- [THE REQUEST]: Collect every line that includes the string "this".

-- BEGIN --

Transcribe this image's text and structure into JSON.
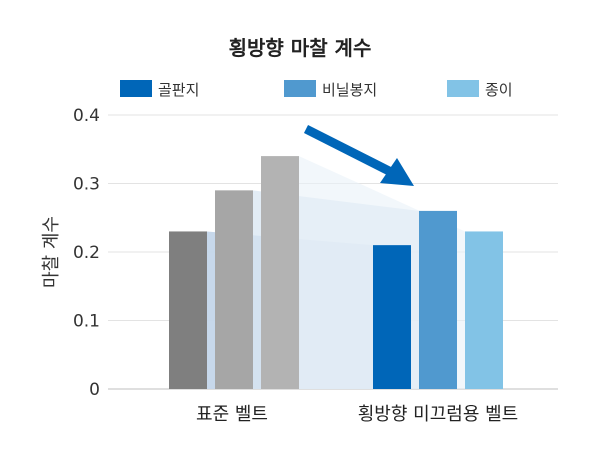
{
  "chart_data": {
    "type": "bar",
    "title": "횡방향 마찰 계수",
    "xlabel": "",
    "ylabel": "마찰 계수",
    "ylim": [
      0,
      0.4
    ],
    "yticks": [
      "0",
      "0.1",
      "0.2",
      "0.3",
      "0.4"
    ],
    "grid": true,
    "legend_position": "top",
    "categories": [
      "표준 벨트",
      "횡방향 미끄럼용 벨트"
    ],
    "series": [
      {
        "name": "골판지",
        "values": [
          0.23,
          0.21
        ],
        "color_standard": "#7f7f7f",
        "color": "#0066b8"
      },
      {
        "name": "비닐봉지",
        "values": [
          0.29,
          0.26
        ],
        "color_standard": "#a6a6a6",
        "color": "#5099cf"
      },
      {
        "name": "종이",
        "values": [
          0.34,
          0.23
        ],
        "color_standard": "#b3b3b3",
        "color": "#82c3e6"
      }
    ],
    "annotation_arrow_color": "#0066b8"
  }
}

-- END --
-- BEGIN --

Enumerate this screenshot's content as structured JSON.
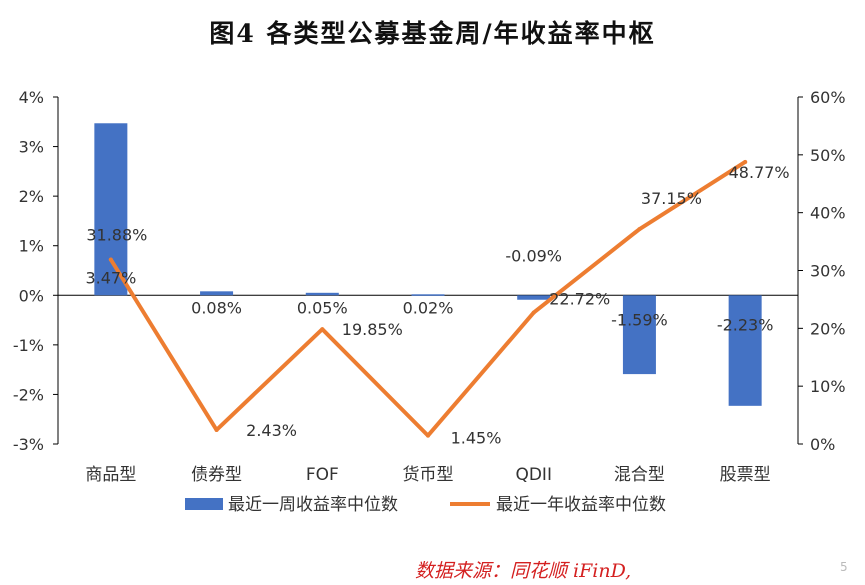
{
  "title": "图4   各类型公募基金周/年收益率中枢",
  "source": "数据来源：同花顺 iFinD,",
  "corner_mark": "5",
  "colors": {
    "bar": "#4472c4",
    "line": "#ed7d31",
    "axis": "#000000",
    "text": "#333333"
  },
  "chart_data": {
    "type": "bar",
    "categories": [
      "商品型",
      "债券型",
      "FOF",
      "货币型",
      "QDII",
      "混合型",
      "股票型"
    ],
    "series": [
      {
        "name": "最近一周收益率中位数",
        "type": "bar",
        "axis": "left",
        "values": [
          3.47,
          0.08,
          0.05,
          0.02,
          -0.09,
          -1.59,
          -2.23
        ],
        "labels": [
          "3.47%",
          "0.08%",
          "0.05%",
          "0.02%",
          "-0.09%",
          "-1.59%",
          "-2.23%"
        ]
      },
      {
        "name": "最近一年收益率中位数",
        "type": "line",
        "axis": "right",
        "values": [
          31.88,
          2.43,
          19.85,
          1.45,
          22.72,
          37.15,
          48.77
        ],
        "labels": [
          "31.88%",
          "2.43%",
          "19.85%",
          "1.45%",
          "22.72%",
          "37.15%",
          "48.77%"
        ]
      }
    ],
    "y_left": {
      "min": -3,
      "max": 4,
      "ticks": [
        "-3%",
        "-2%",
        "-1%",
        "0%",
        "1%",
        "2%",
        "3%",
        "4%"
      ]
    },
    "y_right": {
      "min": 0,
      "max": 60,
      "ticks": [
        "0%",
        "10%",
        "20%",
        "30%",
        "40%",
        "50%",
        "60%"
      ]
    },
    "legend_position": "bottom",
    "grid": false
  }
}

-- END --

- [CORRECT RESULT]:
Transcribe this image's text and structure into JSON.
Enumerate this screenshot's content as structured JSON.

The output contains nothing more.